# [DO THIS]
Reproduce the lines of the entries below word for word, beginning at the line that contains "stat-casos-positivos: 36276 CASOS" and stopping after the line that contains "stat-number: 30497 [488, 255, 566, 285]". Include both of those lines.

========================================

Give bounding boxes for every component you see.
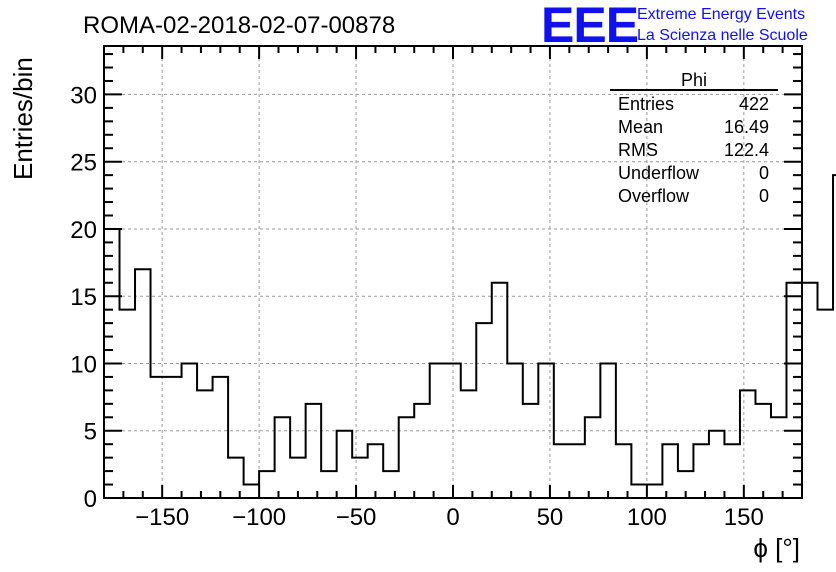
- histogram-bin: [182, 363, 198, 498]
- x-tick-label: 0: [446, 504, 459, 531]
- histogram-bin: [662, 444, 678, 498]
- y-tick-label: 10: [70, 351, 97, 378]
- histogram-line: [103, 174, 836, 498]
- y-tick-label: 5: [84, 419, 97, 446]
- y-tick-label: 30: [70, 82, 97, 109]
- histogram-bin: [213, 377, 229, 498]
- histogram-bin: [151, 377, 167, 498]
- histogram-bin: [399, 417, 415, 498]
- histogram-bin: [492, 283, 508, 498]
- x-tick-label: 100: [627, 504, 667, 531]
- x-axis-title: ϕ [°]: [753, 533, 800, 563]
- x-tick-label: −100: [232, 504, 286, 531]
- stats-label-entries: Entries: [618, 94, 674, 114]
- histogram-bin: [523, 404, 539, 498]
- histogram-bin: [724, 444, 740, 498]
- histogram-bin: [337, 431, 353, 498]
- histogram-bin: [244, 485, 260, 498]
- histogram-bin: [818, 310, 834, 498]
- histogram-bin: [771, 417, 787, 498]
- y-tick-label: 25: [70, 150, 97, 177]
- y-tick-labels: 0 5 10 15 20 25 30: [70, 82, 97, 513]
- histogram-bin: [120, 310, 136, 498]
- histogram-bin: [693, 444, 709, 498]
- logo-line-2: La Scienza nelle Scuole: [637, 27, 808, 44]
- histogram-bin: [709, 431, 725, 498]
- histogram-bin: [275, 417, 291, 498]
- histogram-bin: [445, 363, 461, 498]
- histogram-bin: [538, 363, 554, 498]
- histogram-bin: [569, 444, 585, 498]
- histogram-bin: [166, 377, 182, 498]
- histogram-bin: [600, 363, 616, 498]
- histogram-bin: [476, 323, 492, 498]
- histogram-bin: [802, 283, 818, 498]
- histogram-bin: [430, 363, 446, 498]
- histogram-bin: [585, 417, 601, 498]
- histogram-bin: [461, 390, 477, 498]
- histogram-bin: [554, 444, 570, 498]
- stats-box: Phi Entries 422 Mean 16.49 RMS 122.4 Und…: [610, 70, 778, 206]
- chart-title: ROMA-02-2018-02-07-00878: [83, 12, 395, 39]
- histogram-bin: [352, 458, 368, 498]
- histogram-bin: [321, 471, 337, 498]
- y-tick-label: 20: [70, 217, 97, 244]
- stats-label-overflow: Overflow: [618, 186, 690, 206]
- logo-mark: EEE: [541, 0, 638, 53]
- x-tick-label: −150: [135, 504, 189, 531]
- stats-value-overflow: 0: [759, 186, 769, 206]
- stats-value-entries: 422: [739, 94, 769, 114]
- histogram-bin: [368, 444, 384, 498]
- histogram-bin: [259, 471, 275, 498]
- histogram-bin: [306, 404, 322, 498]
- y-axis-title: Entries/bin: [8, 57, 38, 180]
- y-tick-label: 0: [84, 486, 97, 513]
- stats-value-underflow: 0: [759, 163, 769, 183]
- stats-label-mean: Mean: [618, 117, 663, 137]
- stats-value-rms: 122.4: [724, 140, 769, 160]
- x-tick-label: 50: [537, 504, 564, 531]
- stats-label-rms: RMS: [618, 140, 658, 160]
- x-tick-label: 150: [724, 504, 764, 531]
- stats-label-underflow: Underflow: [618, 163, 700, 183]
- stats-title: Phi: [681, 70, 707, 90]
- histogram-bin: [383, 471, 399, 498]
- stats-value-mean: 16.49: [724, 117, 769, 137]
- histogram-bin: [740, 390, 756, 498]
- axis-ticks: [103, 46, 803, 499]
- x-tick-label: −50: [336, 504, 377, 531]
- histogram-bin: [414, 404, 430, 498]
- histogram-bin: [755, 404, 771, 498]
- histogram-bin: [647, 485, 663, 498]
- histogram-bin: [507, 363, 523, 498]
- y-tick-label: 15: [70, 284, 97, 311]
- histogram-bin: [631, 485, 647, 498]
- histogram-bin: [228, 458, 244, 498]
- histogram-bin: [135, 269, 151, 498]
- histogram-bin: [197, 390, 213, 498]
- x-tick-labels: −150 −100 −50 0 50 100 150: [135, 504, 764, 531]
- logo-line-1: Extreme Energy Events: [637, 6, 805, 23]
- histogram-bin: [616, 444, 632, 498]
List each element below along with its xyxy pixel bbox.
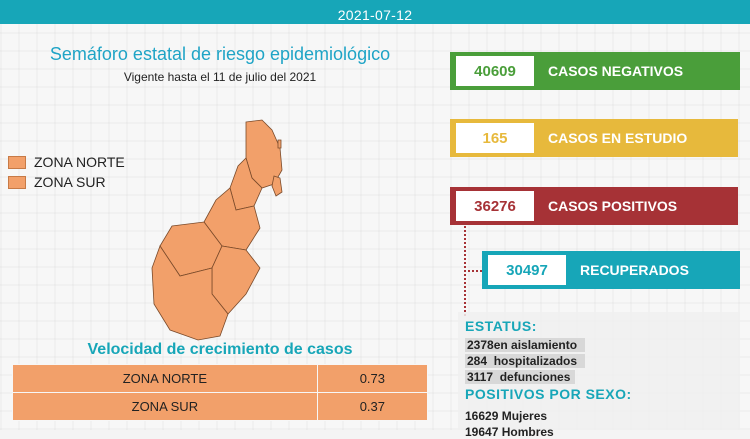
stat-casos-positivos: 36276 CASOS POSITIVOS [450, 187, 738, 225]
header-bar: 2021-07-12 [0, 0, 750, 24]
table-row: ZONA SUR 0.37 [12, 392, 429, 421]
sexo-row-mujeres: 16629 Mujeres [465, 409, 547, 423]
estatus-value: 2378 [467, 338, 494, 352]
stat-casos-en-estudio: 165 CASOS EN ESTUDIO [450, 119, 738, 157]
legend-item-zona-sur: ZONA SUR [8, 172, 125, 192]
stat-number: 30497 [488, 255, 566, 285]
estatus-row-hospitalizados: 284 hospitalizados [465, 354, 585, 368]
sexo-label: Mujeres [501, 409, 548, 423]
estatus-value: 3117 [467, 370, 494, 384]
growth-speed-title: Velocidad de crecimiento de casos [87, 341, 353, 358]
estatus-row-aislamiento: 2378en aislamiento [465, 338, 585, 352]
map-region-south [151, 245, 229, 341]
semaforo-subtitle: Vigente hasta el 11 de julio del 2021 [123, 70, 317, 84]
zone-cell: ZONA NORTE [12, 364, 318, 393]
background-pattern [0, 22, 750, 430]
legend-item-zona-norte: ZONA NORTE [8, 152, 125, 172]
legend-swatch-norte [8, 155, 26, 169]
state-map [151, 119, 283, 341]
estatus-value: 284 [467, 354, 488, 368]
connector-line [464, 270, 482, 272]
value-cell: 0.37 [316, 392, 429, 421]
stat-number: 165 [456, 123, 534, 153]
stat-recuperados: 30497 RECUPERADOS [482, 251, 740, 289]
zone-cell: ZONA SUR [12, 392, 318, 421]
stat-label: CASOS NEGATIVOS [548, 63, 684, 79]
stat-casos-negativos: 40609 CASOS NEGATIVOS [450, 52, 740, 90]
estatus-label: defunciones [499, 370, 571, 384]
report-date: 2021-07-12 [337, 7, 413, 23]
estatus-row-defunciones: 3117 defunciones [465, 370, 575, 384]
sexo-row-hombres: 19647 Hombres [465, 425, 554, 439]
stat-label: CASOS POSITIVOS [548, 198, 678, 214]
sexo-value: 16629 [465, 409, 499, 423]
estatus-title: ESTATUS: [465, 318, 537, 334]
stat-number: 40609 [456, 56, 534, 86]
sexo-label: Hombres [501, 425, 554, 439]
stat-label: CASOS EN ESTUDIO [548, 130, 688, 146]
value-cell: 0.73 [316, 364, 429, 393]
semaforo-title: Semáforo estatal de riesgo epidemiológic… [49, 44, 391, 64]
sexo-value: 19647 [465, 425, 499, 439]
table-row: ZONA NORTE 0.73 [12, 364, 429, 393]
estatus-label: en aislamiento [493, 338, 578, 352]
sexo-title: POSITIVOS POR SEXO: [465, 386, 632, 402]
stat-label: RECUPERADOS [580, 262, 689, 278]
legend-swatch-sur [8, 175, 26, 189]
map-island-cozumel [271, 175, 283, 197]
legend-label-norte: ZONA NORTE [34, 154, 125, 170]
legend-label-sur: ZONA SUR [34, 174, 106, 190]
map-legend: ZONA NORTE ZONA SUR [8, 152, 125, 192]
map-island-mujeres [277, 139, 282, 149]
estatus-label: hospitalizados [493, 354, 578, 368]
stat-number: 36276 [456, 191, 534, 221]
growth-speed-table: ZONA NORTE 0.73 ZONA SUR 0.37 [12, 364, 429, 421]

========================================

# [SOLUTION TO THIS EXERCISE]
stat-casos-positivos: 36276 CASOS POSITIVOS [450, 187, 738, 225]
header-bar: 2021-07-12 [0, 0, 750, 24]
table-row: ZONA SUR 0.37 [12, 392, 429, 421]
sexo-row-mujeres: 16629 Mujeres [465, 409, 547, 423]
estatus-value: 2378 [467, 338, 494, 352]
stat-casos-en-estudio: 165 CASOS EN ESTUDIO [450, 119, 738, 157]
legend-item-zona-sur: ZONA SUR [8, 172, 125, 192]
stat-number: 30497 [488, 255, 566, 285]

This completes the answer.